__Problem requirements__
Go through the records underneath and write each one out again exactly.

__Data supplied__

=======

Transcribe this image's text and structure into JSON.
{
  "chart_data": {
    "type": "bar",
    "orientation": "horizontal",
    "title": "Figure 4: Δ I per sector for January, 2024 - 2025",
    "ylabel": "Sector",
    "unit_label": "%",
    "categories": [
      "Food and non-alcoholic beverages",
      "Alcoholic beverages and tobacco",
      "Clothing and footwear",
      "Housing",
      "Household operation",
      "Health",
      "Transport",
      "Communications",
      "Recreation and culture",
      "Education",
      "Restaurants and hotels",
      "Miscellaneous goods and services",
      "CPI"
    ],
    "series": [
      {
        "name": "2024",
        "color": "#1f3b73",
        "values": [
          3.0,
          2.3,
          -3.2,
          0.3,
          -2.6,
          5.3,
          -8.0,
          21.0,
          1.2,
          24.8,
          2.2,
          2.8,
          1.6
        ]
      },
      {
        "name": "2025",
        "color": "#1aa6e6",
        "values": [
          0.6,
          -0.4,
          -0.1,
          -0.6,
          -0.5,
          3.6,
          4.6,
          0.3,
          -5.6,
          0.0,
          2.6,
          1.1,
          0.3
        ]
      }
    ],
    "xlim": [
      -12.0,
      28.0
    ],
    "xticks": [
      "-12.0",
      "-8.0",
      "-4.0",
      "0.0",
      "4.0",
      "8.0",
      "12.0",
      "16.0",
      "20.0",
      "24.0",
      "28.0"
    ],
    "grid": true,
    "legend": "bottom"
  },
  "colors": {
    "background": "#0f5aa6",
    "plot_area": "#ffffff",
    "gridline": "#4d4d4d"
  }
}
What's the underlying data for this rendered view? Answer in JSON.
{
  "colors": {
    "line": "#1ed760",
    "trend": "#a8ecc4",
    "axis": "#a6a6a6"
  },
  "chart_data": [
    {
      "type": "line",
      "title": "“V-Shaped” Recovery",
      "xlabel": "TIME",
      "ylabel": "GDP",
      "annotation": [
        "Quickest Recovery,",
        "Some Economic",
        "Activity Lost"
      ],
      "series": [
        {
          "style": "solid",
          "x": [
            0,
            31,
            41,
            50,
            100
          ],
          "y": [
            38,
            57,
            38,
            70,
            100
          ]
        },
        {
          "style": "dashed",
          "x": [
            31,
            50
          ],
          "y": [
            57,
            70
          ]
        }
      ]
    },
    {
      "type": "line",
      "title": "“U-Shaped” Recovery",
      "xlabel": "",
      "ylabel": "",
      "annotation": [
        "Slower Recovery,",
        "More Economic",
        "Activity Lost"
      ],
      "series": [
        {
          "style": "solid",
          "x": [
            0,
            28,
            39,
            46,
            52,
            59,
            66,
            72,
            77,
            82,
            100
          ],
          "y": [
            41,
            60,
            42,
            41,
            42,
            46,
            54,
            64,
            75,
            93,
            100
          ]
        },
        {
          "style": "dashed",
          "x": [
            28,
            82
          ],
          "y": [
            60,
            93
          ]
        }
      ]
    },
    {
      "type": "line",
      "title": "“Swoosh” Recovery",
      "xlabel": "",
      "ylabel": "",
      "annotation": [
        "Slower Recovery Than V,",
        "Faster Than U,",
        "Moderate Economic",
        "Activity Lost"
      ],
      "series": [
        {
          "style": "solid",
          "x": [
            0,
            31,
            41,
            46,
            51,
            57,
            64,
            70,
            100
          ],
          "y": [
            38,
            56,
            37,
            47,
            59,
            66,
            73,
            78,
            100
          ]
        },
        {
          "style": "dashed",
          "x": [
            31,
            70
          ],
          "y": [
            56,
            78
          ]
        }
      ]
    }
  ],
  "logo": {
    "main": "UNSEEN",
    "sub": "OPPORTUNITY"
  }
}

=======

__Finished answer__
Transcribe this image's text and structure into JSON.
{
  "chart_data": {
    "type": "bar",
    "orientation": "horizontal",
    "title": "Figure 4: Δ I per sector for January, 2024 - 2025",
    "ylabel": "Sector",
    "unit_label": "%",
    "categories": [
      "Food and non-alcoholic beverages",
      "Alcoholic beverages and tobacco",
      "Clothing and footwear",
      "Housing",
      "Household operation",
      "Health",
      "Transport",
      "Communications",
      "Recreation and culture",
      "Education",
      "Restaurants and hotels",
      "Miscellaneous goods and services",
      "CPI"
    ],
    "series": [
      {
        "name": "2024",
        "color": "#1f3b73",
        "values": [
          3.0,
          2.3,
          -3.2,
          0.3,
          -2.6,
          5.3,
          -8.0,
          21.0,
          1.2,
          24.8,
          2.2,
          2.8,
          1.6
        ]
      },
      {
        "name": "2025",
        "color": "#1aa6e6",
        "values": [
          0.6,
          -0.4,
          -0.1,
          -0.6,
          -0.5,
          3.6,
          4.6,
          0.3,
          -5.6,
          0.0,
          2.6,
          1.1,
          0.3
        ]
      }
    ],
    "xlim": [
      -12.0,
      28.0
    ],
    "xticks": [
      "-12.0",
      "-8.0",
      "-4.0",
      "0.0",
      "4.0",
      "8.0",
      "12.0",
      "16.0",
      "20.0",
      "24.0",
      "28.0"
    ],
    "grid": true,
    "legend": "bottom"
  },
  "colors": {
    "background": "#0f5aa6",
    "plot_area": "#ffffff",
    "gridline": "#4d4d4d"
  }
}
What's the underlying data for this rendered view? Answer in JSON.
{
  "colors": {
    "line": "#1ed760",
    "trend": "#a8ecc4",
    "axis": "#a6a6a6"
  },
  "chart_data": [
    {
      "type": "line",
      "title": "“V-Shaped” Recovery",
      "xlabel": "TIME",
      "ylabel": "GDP",
      "annotation": [
        "Quickest Recovery,",
        "Some Economic",
        "Activity Lost"
      ],
      "series": [
        {
          "style": "solid",
          "x": [
            0,
            31,
            41,
            50,
            100
          ],
          "y": [
            38,
            57,
            38,
            70,
            100
          ]
        },
        {
          "style": "dashed",
          "x": [
            31,
            50
          ],
          "y": [
            57,
            70
          ]
        }
      ]
    },
    {
      "type": "line",
      "title": "“U-Shaped” Recovery",
      "xlabel": "",
      "ylabel": "",
      "annotation": [
        "Slower Recovery,",
        "More Economic",
        "Activity Lost"
      ],
      "series": [
        {
          "style": "solid",
          "x": [
            0,
            28,
            39,
            46,
            52,
            59,
            66,
            72,
            77,
            82,
            100
          ],
          "y": [
            41,
            60,
            42,
            41,
            42,
            46,
            54,
            64,
            75,
            93,
            100
          ]
        },
        {
          "style": "dashed",
          "x": [
            28,
            82
          ],
          "y": [
            60,
            93
          ]
        }
      ]
    },
    {
      "type": "line",
      "title": "“Swoosh” Recovery",
      "xlabel": "",
      "ylabel": "",
      "annotation": [
        "Slower Recovery Than V,",
        "Faster Than U,",
        "Moderate Economic",
        "Activity Lost"
      ],
      "series": [
        {
          "style": "solid",
          "x": [
            0,
            31,
            41,
            46,
            51,
            57,
            64,
            70,
            100
          ],
          "y": [
            38,
            56,
            37,
            47,
            59,
            66,
            73,
            78,
            100
          ]
        },
        {
          "style": "dashed",
          "x": [
            31,
            70
          ],
          "y": [
            56,
            78
          ]
        }
      ]
    }
  ],
  "logo": {
    "main": "UNSEEN",
    "sub": "OPPORTUNITY"
  }
}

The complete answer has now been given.